— WHAT THE EXERCISE ASKS —
Do any lines in the data below contain "Profile"? If so, copy every one of them.

(Dataset records)
━━━━━━━━━━━━━━━━━━━━

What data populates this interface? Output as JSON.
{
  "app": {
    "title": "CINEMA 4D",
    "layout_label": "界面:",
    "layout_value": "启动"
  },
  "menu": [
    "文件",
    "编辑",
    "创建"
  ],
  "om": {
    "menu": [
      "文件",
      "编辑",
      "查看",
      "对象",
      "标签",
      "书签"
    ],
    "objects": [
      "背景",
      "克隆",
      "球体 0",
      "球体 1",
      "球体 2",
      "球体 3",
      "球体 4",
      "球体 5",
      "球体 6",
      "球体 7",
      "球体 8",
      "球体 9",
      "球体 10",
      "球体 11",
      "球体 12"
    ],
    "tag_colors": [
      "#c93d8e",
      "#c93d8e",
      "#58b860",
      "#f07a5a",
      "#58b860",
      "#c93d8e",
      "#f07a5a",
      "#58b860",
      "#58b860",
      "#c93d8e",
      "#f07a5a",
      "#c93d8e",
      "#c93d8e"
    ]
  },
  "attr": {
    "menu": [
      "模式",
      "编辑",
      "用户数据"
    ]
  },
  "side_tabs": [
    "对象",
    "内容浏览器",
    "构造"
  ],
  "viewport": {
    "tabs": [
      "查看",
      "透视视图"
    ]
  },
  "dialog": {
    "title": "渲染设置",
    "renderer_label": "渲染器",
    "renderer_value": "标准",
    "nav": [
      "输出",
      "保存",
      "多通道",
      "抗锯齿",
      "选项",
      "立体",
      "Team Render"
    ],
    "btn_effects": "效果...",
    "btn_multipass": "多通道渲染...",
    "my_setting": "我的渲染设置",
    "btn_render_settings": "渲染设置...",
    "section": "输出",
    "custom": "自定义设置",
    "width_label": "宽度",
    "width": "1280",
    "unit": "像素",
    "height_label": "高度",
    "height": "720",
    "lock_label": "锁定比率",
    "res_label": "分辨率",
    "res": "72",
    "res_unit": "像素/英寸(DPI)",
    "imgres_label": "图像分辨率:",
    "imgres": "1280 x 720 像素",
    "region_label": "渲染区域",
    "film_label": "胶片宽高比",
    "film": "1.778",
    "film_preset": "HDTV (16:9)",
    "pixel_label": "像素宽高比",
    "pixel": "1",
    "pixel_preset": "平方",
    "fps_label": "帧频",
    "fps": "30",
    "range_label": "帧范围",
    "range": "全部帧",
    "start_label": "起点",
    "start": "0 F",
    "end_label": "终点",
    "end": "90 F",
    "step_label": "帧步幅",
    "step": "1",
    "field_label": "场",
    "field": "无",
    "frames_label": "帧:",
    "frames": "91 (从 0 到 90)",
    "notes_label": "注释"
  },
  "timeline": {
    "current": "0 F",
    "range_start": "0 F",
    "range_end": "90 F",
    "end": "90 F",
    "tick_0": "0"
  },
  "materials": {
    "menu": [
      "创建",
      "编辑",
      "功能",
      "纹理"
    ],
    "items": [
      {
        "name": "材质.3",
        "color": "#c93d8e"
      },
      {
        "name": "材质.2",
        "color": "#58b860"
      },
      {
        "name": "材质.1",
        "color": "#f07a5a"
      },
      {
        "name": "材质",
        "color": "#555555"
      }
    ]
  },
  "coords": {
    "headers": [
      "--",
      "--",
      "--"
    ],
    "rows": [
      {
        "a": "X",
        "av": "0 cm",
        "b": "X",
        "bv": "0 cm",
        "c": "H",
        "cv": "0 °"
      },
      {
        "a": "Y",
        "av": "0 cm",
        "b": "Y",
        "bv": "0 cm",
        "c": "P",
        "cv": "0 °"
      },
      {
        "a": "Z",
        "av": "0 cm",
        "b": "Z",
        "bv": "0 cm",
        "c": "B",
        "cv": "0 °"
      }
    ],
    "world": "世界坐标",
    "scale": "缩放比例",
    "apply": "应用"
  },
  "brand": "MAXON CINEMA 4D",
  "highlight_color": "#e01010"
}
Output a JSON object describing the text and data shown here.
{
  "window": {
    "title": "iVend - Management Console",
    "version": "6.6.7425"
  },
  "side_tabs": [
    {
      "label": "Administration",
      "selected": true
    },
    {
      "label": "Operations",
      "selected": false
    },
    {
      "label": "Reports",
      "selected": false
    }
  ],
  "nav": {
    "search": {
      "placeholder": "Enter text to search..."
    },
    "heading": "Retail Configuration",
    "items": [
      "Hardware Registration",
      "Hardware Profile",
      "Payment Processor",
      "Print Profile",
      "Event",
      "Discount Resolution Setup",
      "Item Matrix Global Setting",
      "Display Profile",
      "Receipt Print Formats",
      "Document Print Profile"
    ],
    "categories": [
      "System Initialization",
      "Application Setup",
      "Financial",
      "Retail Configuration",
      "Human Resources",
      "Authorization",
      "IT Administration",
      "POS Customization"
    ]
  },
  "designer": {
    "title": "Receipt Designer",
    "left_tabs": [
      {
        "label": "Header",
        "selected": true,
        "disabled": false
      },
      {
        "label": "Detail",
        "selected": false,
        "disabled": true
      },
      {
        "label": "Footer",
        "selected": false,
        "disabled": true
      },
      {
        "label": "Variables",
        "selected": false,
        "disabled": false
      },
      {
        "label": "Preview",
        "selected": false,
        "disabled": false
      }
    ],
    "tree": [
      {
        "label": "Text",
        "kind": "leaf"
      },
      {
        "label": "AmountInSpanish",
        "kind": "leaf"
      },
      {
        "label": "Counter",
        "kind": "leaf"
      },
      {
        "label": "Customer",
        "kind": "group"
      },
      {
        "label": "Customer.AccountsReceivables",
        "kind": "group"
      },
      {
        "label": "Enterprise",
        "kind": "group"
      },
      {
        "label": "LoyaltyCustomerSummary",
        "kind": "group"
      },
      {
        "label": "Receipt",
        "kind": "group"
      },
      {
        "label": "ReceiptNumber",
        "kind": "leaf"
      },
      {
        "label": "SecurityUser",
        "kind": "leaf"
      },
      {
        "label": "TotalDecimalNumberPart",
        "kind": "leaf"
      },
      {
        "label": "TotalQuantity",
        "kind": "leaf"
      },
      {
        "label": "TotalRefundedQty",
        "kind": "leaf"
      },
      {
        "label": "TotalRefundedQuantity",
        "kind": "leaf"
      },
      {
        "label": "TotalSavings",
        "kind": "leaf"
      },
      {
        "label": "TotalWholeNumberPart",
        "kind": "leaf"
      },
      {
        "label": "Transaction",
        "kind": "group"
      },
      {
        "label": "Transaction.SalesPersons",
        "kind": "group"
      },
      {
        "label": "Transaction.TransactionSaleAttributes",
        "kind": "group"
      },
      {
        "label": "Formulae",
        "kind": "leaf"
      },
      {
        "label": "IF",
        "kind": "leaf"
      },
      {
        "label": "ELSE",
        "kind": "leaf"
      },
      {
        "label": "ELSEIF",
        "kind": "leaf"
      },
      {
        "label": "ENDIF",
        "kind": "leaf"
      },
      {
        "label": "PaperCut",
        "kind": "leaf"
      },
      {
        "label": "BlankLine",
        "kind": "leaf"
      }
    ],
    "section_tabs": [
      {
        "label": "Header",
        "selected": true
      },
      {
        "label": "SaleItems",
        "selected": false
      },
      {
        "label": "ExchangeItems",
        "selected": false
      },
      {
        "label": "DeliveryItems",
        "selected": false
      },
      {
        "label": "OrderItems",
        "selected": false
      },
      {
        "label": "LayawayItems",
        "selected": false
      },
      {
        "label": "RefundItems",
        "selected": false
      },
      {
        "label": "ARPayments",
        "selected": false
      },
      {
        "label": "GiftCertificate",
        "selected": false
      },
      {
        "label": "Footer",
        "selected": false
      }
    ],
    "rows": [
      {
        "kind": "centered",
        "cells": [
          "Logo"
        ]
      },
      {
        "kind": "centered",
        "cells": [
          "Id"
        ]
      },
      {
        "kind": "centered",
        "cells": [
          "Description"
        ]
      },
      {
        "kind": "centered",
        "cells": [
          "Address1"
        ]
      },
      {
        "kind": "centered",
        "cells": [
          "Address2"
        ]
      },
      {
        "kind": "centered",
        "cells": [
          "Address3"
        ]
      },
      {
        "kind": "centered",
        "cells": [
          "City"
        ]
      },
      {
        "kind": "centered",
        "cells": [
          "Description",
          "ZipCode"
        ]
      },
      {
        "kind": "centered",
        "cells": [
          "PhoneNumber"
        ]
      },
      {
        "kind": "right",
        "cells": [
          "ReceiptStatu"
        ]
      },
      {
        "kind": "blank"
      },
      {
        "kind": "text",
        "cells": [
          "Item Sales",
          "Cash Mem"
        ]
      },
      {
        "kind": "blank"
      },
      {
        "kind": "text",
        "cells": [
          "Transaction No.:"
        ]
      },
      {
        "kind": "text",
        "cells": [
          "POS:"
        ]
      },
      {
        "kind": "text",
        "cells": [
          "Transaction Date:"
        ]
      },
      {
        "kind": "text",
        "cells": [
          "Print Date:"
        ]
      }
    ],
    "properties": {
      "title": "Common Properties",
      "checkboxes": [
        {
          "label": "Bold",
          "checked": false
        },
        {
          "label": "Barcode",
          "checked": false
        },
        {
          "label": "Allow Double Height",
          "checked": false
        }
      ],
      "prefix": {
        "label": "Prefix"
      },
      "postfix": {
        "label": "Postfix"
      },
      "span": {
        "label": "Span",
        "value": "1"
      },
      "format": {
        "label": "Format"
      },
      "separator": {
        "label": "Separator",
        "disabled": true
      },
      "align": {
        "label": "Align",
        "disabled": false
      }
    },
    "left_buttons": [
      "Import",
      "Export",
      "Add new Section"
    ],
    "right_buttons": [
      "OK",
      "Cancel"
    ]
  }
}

━━━━━━━━━━━━━━━━━━━━

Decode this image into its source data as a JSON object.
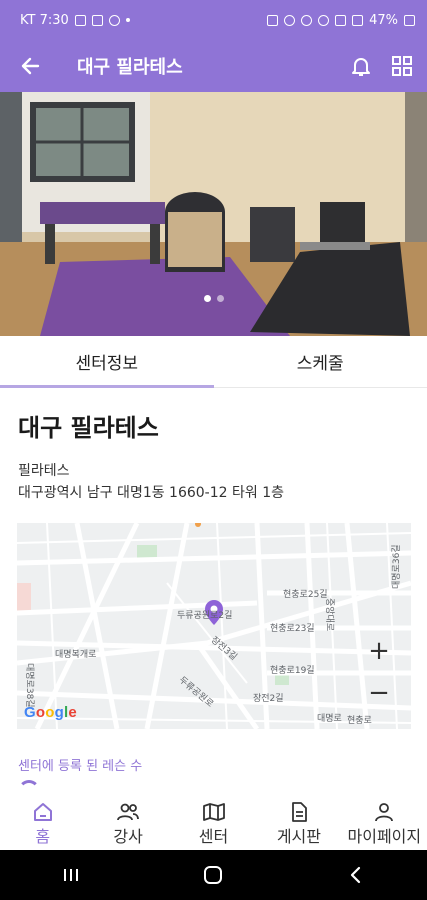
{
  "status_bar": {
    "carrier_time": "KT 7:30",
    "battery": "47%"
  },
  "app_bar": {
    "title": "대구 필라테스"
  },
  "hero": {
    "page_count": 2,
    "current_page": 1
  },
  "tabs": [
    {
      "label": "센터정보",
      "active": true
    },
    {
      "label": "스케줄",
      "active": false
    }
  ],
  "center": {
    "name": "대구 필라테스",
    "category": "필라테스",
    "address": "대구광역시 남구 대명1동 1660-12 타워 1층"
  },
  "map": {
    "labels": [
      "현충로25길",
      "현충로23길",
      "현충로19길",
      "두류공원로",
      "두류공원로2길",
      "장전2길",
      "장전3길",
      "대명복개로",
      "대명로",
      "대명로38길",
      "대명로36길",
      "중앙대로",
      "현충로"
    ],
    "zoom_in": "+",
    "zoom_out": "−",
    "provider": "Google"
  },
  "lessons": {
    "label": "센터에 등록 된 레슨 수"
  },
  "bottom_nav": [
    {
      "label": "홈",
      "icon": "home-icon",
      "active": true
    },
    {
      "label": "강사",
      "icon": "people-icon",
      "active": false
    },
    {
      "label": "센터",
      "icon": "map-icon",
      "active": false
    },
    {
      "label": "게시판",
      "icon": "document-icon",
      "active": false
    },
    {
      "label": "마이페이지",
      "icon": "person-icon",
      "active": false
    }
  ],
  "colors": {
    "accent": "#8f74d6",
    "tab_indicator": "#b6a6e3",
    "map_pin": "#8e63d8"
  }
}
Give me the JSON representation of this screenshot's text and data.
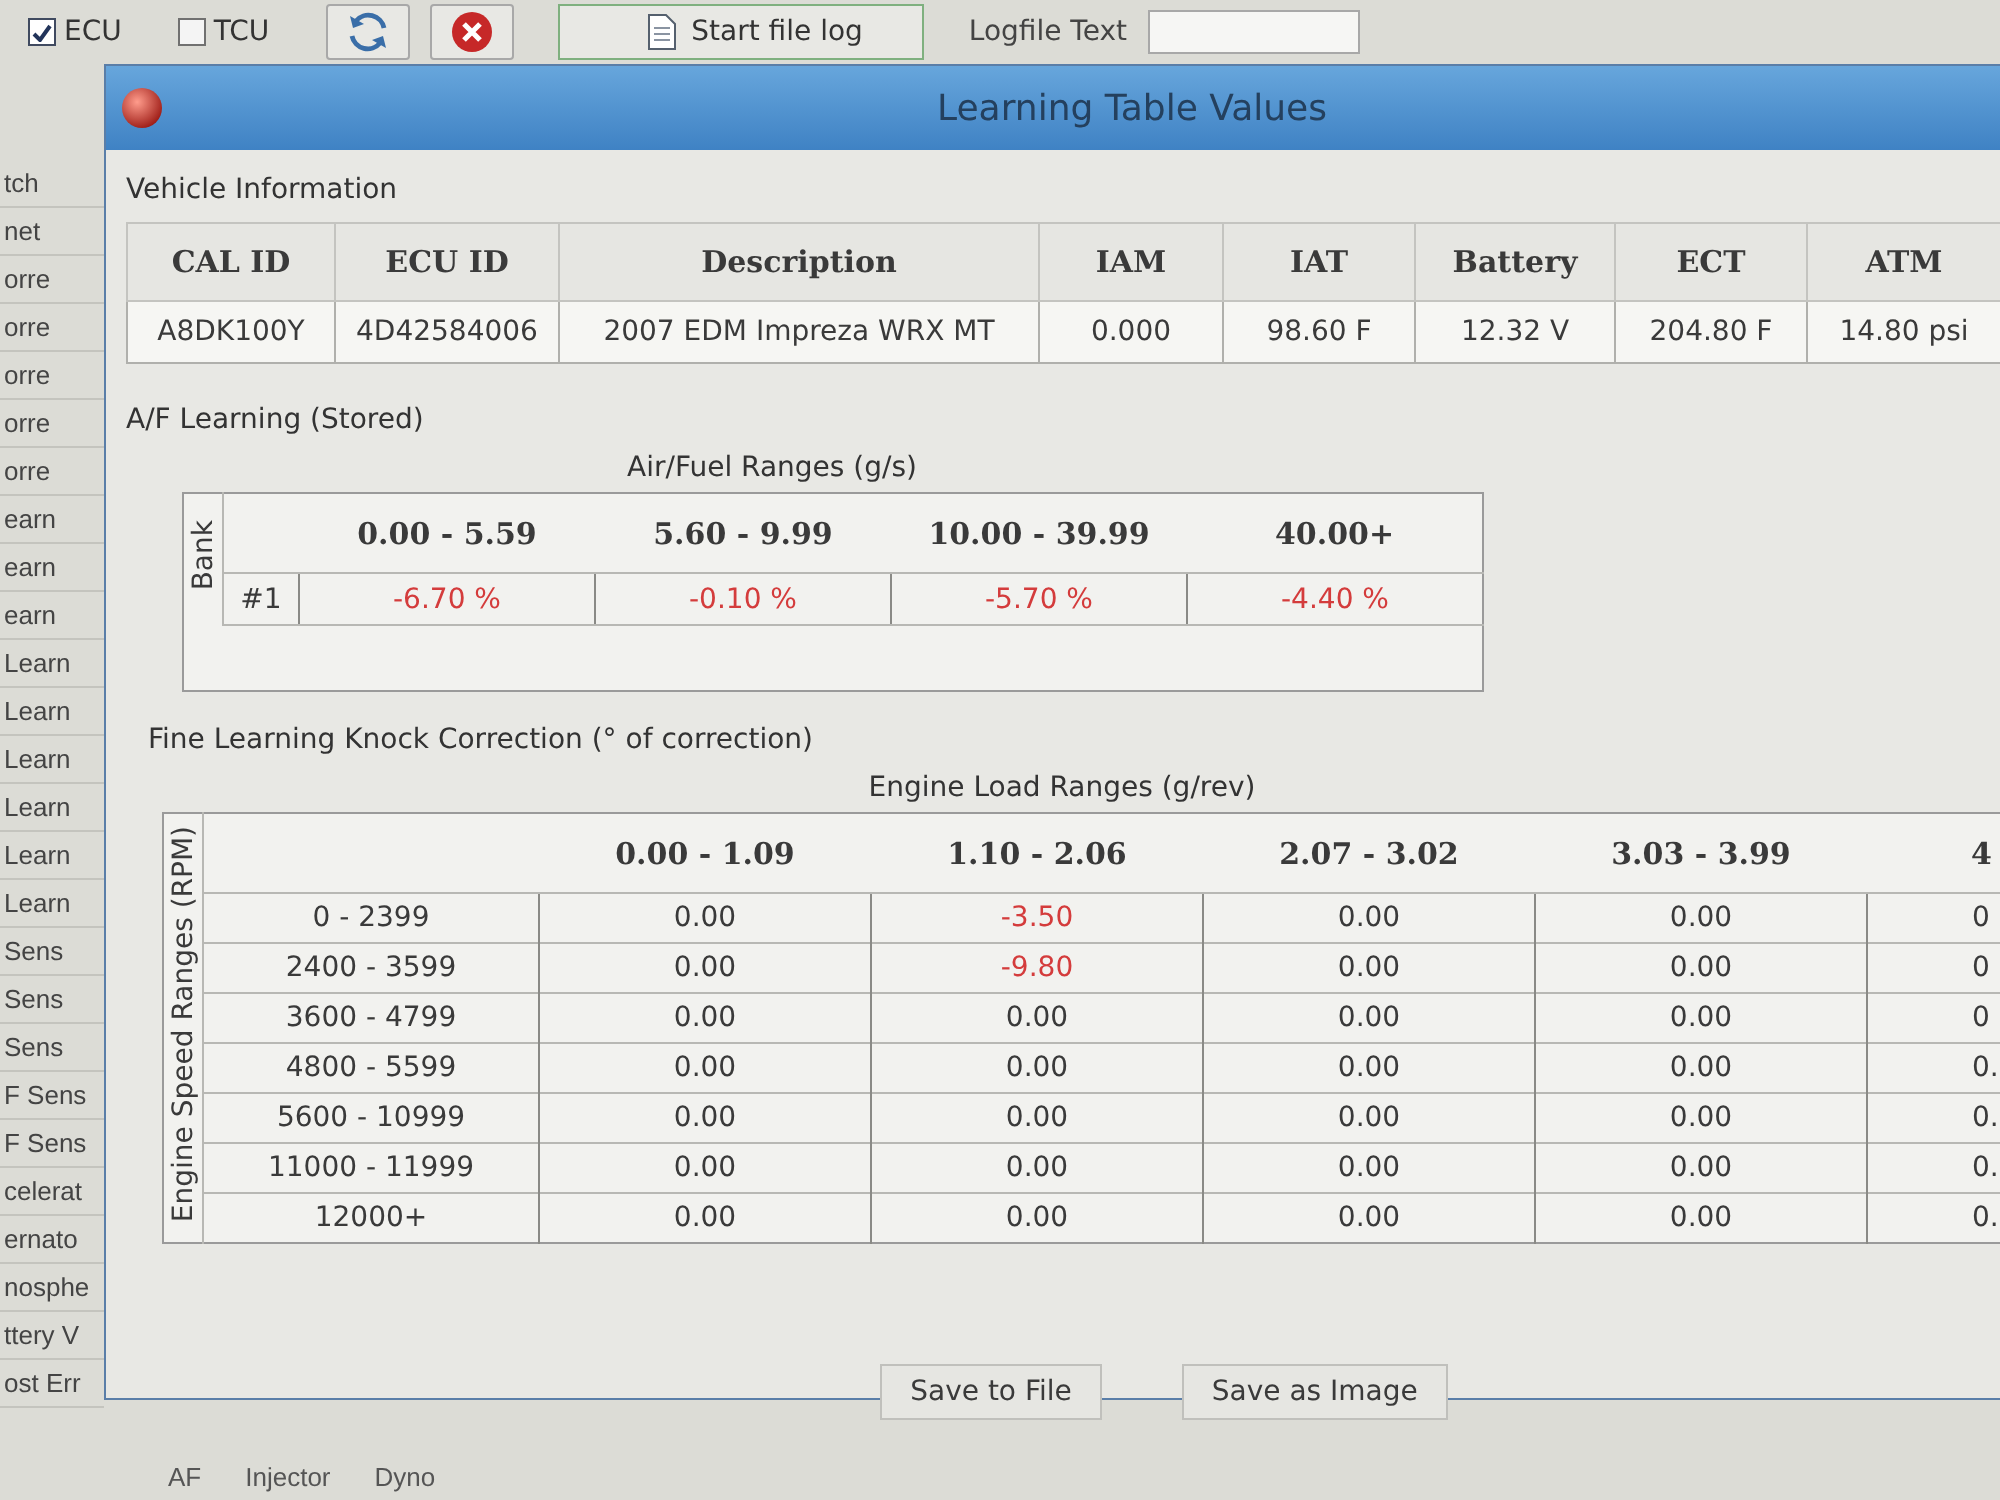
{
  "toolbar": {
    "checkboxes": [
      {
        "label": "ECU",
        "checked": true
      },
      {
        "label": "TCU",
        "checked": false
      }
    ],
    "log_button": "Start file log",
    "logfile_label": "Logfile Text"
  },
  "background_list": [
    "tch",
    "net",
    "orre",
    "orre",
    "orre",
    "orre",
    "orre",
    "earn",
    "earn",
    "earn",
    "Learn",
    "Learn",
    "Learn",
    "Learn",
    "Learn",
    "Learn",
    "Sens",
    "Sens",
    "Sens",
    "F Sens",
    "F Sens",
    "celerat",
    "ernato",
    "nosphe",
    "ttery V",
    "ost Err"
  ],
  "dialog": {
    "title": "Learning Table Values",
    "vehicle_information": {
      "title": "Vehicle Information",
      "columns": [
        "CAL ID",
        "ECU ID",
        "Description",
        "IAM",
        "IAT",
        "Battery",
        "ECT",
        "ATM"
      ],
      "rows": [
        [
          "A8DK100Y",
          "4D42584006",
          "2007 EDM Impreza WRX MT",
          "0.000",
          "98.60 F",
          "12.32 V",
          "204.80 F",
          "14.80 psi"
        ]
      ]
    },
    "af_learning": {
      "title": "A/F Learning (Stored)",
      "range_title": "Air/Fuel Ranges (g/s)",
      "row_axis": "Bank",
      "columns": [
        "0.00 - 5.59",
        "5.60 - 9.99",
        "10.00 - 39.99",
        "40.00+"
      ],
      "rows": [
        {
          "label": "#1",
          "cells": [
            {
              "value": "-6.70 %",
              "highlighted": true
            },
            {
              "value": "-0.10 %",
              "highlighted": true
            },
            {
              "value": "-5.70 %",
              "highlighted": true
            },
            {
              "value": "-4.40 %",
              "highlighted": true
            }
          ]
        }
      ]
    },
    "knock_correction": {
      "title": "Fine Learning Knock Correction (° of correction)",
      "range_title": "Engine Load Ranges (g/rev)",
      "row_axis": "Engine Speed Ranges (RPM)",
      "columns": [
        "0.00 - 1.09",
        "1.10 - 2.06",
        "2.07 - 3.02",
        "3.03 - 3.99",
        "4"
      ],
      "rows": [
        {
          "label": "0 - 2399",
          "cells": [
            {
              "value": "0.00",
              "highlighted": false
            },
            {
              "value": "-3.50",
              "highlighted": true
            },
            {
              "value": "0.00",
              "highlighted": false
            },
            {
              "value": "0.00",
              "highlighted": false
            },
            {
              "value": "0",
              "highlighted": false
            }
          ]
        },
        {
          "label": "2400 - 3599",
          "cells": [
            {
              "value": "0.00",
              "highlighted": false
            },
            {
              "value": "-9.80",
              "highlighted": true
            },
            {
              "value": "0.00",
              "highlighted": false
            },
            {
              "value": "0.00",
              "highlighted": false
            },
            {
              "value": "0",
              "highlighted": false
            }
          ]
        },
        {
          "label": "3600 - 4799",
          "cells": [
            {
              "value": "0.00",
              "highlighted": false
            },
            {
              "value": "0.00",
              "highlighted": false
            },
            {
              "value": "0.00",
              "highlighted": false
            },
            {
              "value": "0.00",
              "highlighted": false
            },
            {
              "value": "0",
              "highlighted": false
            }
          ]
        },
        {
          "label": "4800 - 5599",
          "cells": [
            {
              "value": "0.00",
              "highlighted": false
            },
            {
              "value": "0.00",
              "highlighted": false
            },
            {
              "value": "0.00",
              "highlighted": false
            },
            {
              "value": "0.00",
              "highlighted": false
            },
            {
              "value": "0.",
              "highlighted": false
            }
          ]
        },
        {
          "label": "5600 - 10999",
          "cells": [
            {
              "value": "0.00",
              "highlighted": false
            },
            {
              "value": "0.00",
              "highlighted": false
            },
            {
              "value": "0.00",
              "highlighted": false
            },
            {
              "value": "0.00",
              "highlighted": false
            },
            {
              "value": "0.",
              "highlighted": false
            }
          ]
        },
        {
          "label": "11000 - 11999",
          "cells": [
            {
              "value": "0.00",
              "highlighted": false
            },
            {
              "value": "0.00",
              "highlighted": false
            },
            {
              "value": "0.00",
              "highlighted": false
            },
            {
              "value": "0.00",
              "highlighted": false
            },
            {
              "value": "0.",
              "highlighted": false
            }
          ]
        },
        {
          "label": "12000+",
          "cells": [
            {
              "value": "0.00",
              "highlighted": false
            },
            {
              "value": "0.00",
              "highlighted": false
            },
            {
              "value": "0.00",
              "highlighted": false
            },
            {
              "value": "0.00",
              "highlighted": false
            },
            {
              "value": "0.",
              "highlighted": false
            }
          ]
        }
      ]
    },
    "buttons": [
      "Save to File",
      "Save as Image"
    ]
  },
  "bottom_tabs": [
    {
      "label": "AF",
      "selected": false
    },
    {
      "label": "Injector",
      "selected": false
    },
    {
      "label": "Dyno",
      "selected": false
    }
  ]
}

━━━━━━━━━━━━━━━━━━━━

— FINAL ANSWER —
      "Hardware Profile",
      "Print Profile",
      "Display Profile",
      "Document Print Profile"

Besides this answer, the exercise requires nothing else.